#### THE REQUEST
Of the lines in this material, how many contain "Volsun"? Answer with a single number only.

Items from a dataset
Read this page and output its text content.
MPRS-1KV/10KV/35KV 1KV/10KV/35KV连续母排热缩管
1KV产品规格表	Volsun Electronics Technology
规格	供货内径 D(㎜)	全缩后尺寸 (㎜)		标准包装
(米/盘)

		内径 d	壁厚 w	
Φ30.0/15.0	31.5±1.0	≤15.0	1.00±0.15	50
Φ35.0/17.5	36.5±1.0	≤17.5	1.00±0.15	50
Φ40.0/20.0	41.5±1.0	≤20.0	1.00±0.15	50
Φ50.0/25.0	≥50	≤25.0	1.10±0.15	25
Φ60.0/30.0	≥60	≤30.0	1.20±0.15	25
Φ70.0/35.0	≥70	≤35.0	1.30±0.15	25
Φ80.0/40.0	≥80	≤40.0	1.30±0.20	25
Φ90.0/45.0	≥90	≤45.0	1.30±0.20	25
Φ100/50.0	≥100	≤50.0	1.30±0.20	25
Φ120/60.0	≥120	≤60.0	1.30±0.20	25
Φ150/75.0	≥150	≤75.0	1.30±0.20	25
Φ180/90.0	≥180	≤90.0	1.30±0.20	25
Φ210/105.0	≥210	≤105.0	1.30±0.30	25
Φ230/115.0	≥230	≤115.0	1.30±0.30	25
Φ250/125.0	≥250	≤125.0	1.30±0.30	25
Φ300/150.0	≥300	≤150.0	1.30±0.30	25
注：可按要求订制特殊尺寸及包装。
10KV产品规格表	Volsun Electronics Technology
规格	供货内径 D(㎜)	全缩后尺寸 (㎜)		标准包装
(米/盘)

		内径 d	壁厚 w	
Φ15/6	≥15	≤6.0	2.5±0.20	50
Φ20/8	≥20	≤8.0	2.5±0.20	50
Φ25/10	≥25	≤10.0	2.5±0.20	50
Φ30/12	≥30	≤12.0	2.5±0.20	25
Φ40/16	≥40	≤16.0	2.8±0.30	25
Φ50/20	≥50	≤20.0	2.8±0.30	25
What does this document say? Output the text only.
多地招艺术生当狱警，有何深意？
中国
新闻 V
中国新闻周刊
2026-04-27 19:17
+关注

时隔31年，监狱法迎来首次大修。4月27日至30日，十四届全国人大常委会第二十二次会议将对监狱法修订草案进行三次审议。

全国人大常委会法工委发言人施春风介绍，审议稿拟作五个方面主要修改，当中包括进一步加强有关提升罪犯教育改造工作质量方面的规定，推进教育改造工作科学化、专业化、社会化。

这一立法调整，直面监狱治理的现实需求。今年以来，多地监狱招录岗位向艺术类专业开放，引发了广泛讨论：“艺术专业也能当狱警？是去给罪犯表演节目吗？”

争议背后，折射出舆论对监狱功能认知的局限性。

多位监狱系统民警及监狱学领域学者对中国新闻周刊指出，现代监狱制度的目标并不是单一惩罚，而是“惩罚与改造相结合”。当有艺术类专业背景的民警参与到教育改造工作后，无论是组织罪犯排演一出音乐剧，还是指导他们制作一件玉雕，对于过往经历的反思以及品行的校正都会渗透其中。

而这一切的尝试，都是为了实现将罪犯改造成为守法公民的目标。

#### SOLUTION TO THIS PROBLEM
2